Select each line where the word "name" appears.

====== Supplied material ======

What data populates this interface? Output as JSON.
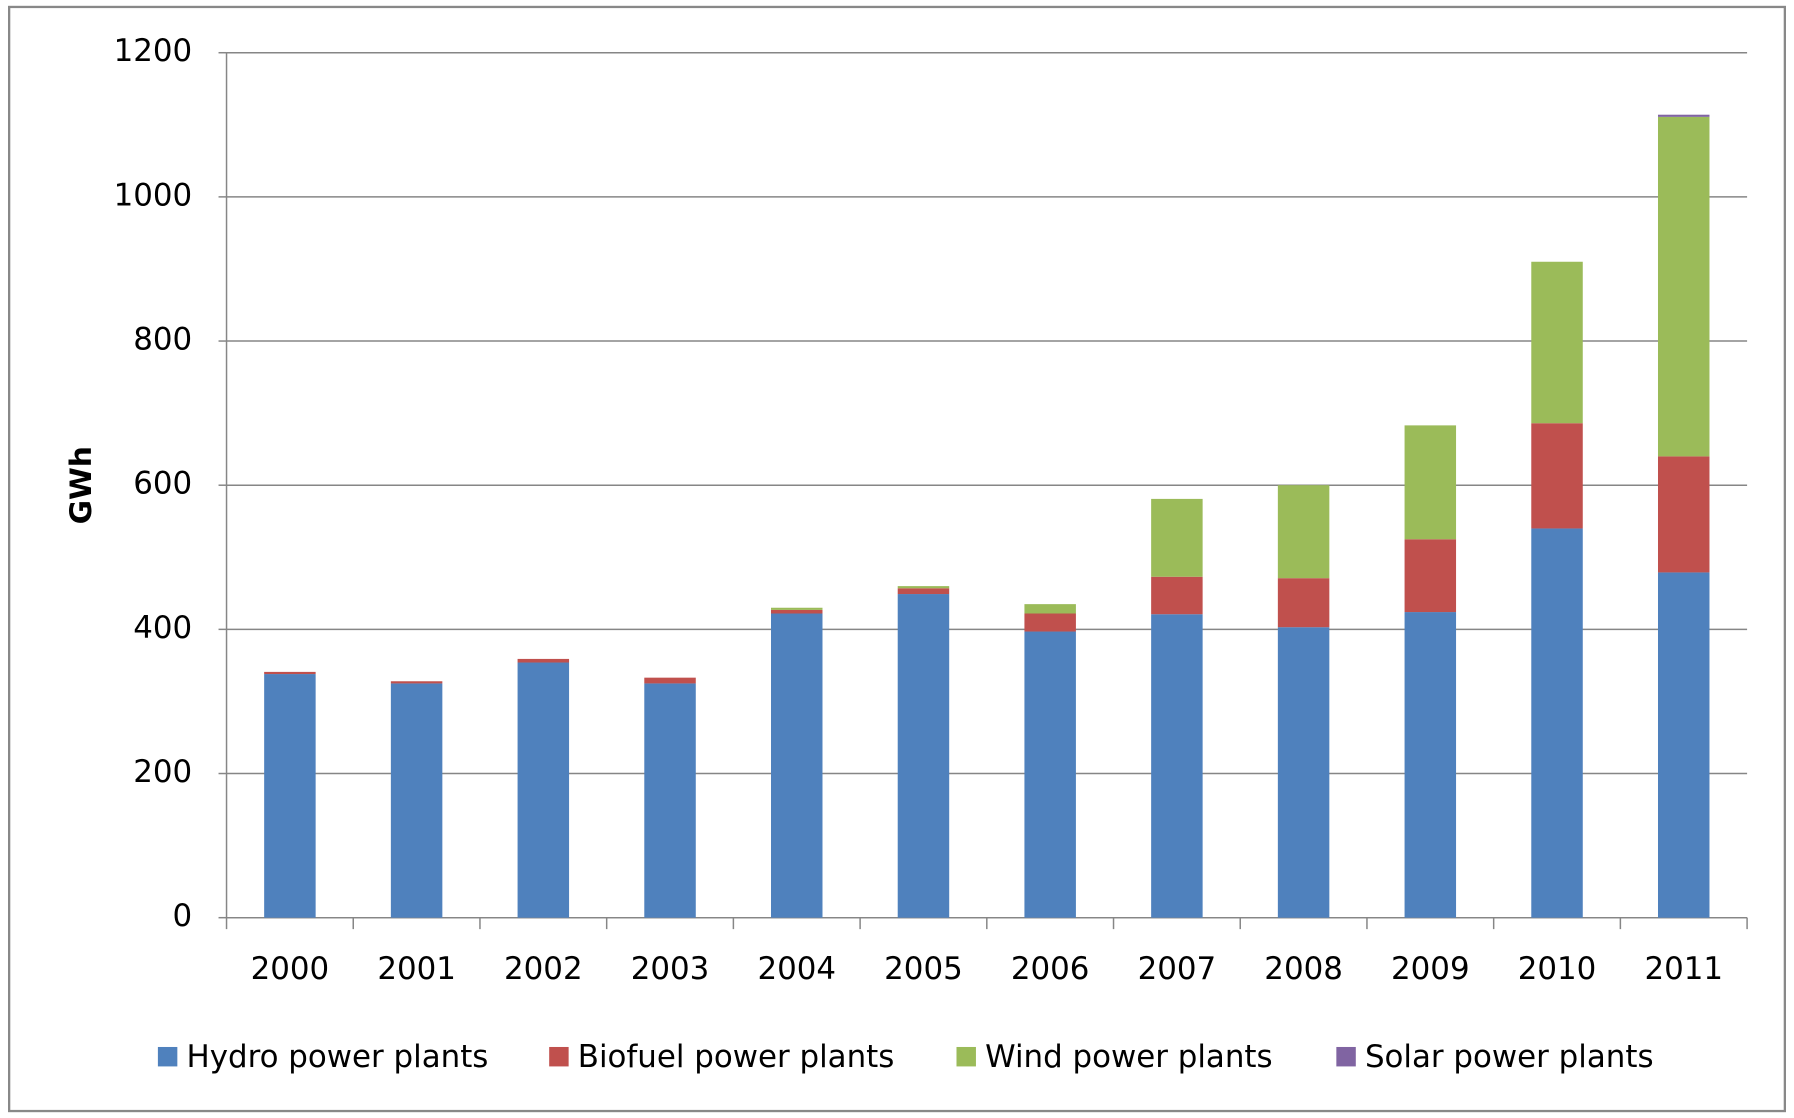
{
  "chart_data": {
    "type": "stacked_bar",
    "y_label": "GWh",
    "categories": [
      "2000",
      "2001",
      "2002",
      "2003",
      "2004",
      "2005",
      "2006",
      "2007",
      "2008",
      "2009",
      "2010",
      "2011"
    ],
    "series": [
      {
        "name": "Hydro power plants",
        "color": "#4f81bd",
        "values": [
          338,
          325,
          354,
          325,
          422,
          449,
          397,
          421,
          403,
          424,
          540,
          479
        ]
      },
      {
        "name": "Biofuel power plants",
        "color": "#c0504d",
        "values": [
          3,
          3,
          5,
          8,
          5,
          8,
          25,
          52,
          68,
          101,
          146,
          161
        ]
      },
      {
        "name": "Wind power plants",
        "color": "#9bbb59",
        "values": [
          0,
          0,
          0,
          0,
          3,
          3,
          13,
          108,
          129,
          158,
          224,
          471
        ]
      },
      {
        "name": "Solar power plants",
        "color": "#8064a2",
        "values": [
          0,
          0,
          0,
          0,
          0,
          0,
          0,
          0,
          0,
          0,
          0,
          3
        ]
      }
    ],
    "ylim": [
      0,
      1200
    ],
    "yticks": [
      0,
      200,
      400,
      600,
      800,
      1000,
      1200
    ],
    "grid": true,
    "legend": "bottom"
  }
}
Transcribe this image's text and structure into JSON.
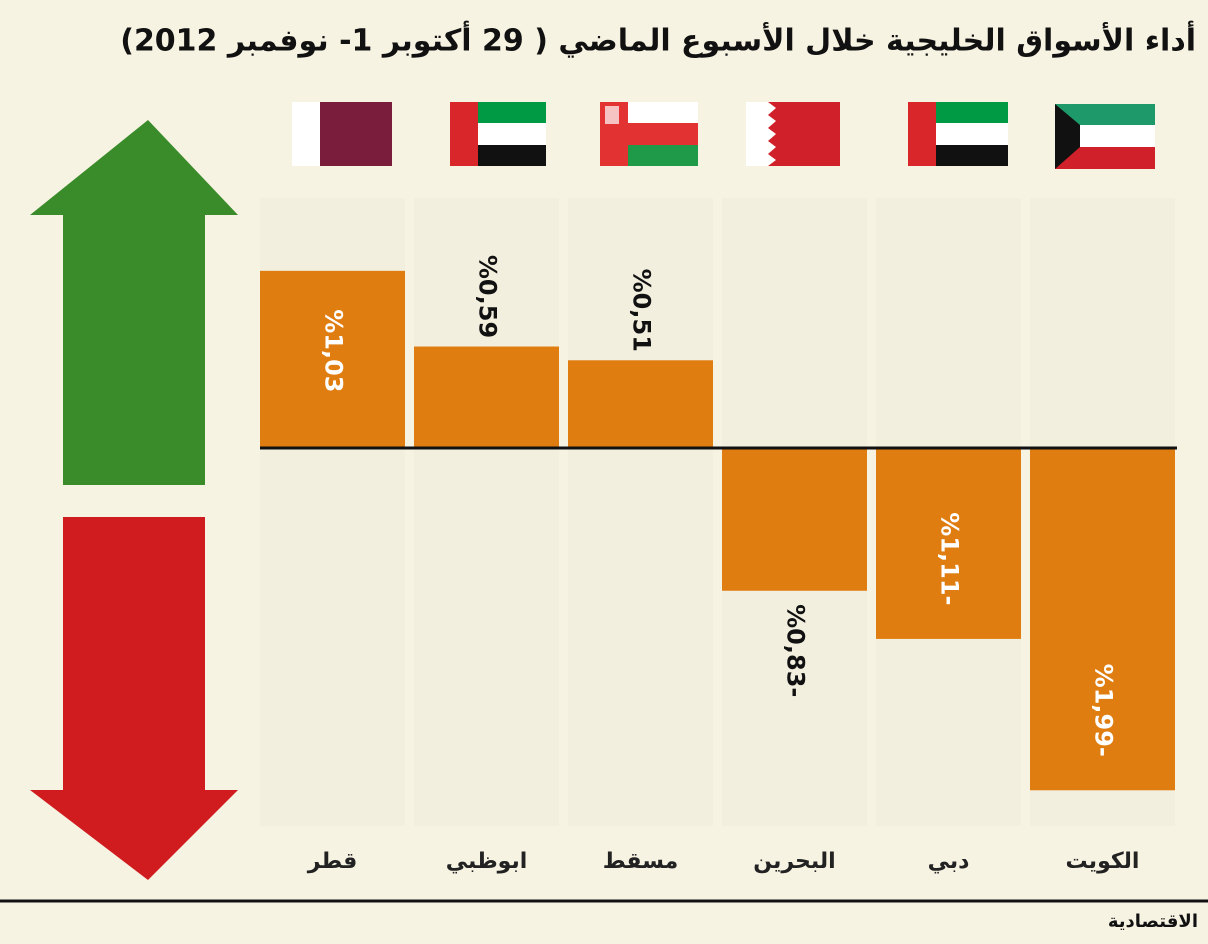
{
  "chart_data": {
    "type": "bar",
    "title": "أداء الأسواق الخليجية خلال الأسبوع الماضي ( 29 أكتوبر 1- نوفمبر 2012)",
    "categories": [
      "قطر",
      "ابوظبي",
      "مسقط",
      "البحرين",
      "دبي",
      "الكويت"
    ],
    "values": [
      1.03,
      0.59,
      0.51,
      -0.83,
      -1.11,
      -1.99
    ],
    "value_labels": [
      "%1,03",
      "%0,59",
      "%0,51",
      "%0,83-",
      "%1,11-",
      "%1,99-"
    ],
    "color": "#e07d10",
    "source": "الاقتصادية"
  }
}
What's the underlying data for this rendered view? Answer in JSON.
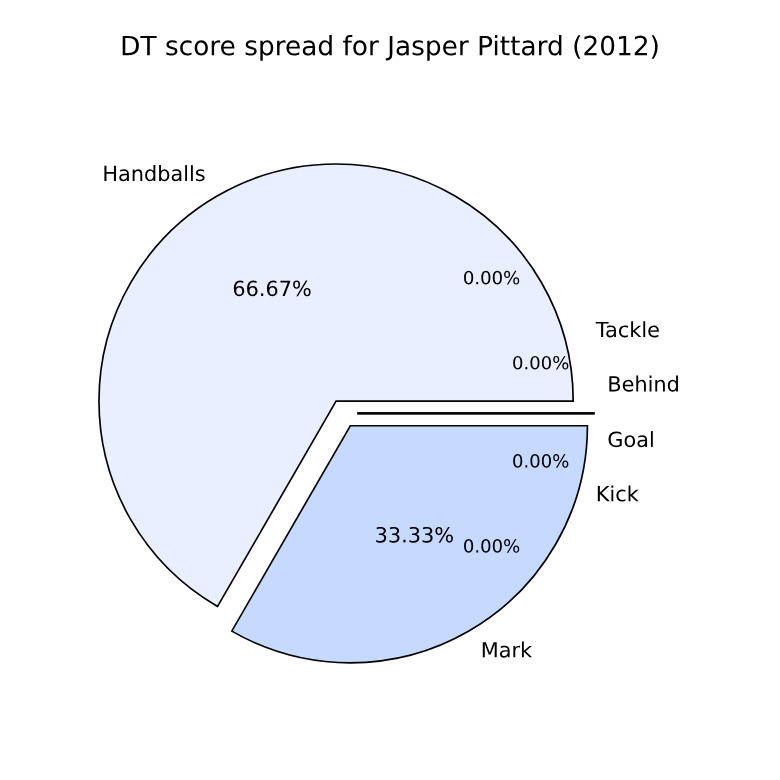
{
  "chart_data": {
    "type": "pie",
    "title": "DT score spread for Jasper Pittard (2012)",
    "categories": [
      "Handballs",
      "Mark",
      "Kick",
      "Goal",
      "Behind",
      "Tackle"
    ],
    "values": [
      66.67,
      33.33,
      0,
      0,
      0,
      0
    ],
    "colors": [
      "#e9efff",
      "#c6d9ff",
      "#a9c4ff",
      "#8cb0ff",
      "#6f9cff",
      "#5288ff"
    ],
    "value_labels": [
      "66.67%",
      "33.33%",
      "0.00%",
      "0.00%",
      "0.00%",
      "0.00%"
    ]
  }
}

======

Correct response:
        "name": "Hydro power plants",
        "name": "Biofuel power plants",
        "name": "Wind power plants",
        "name": "Solar power plants",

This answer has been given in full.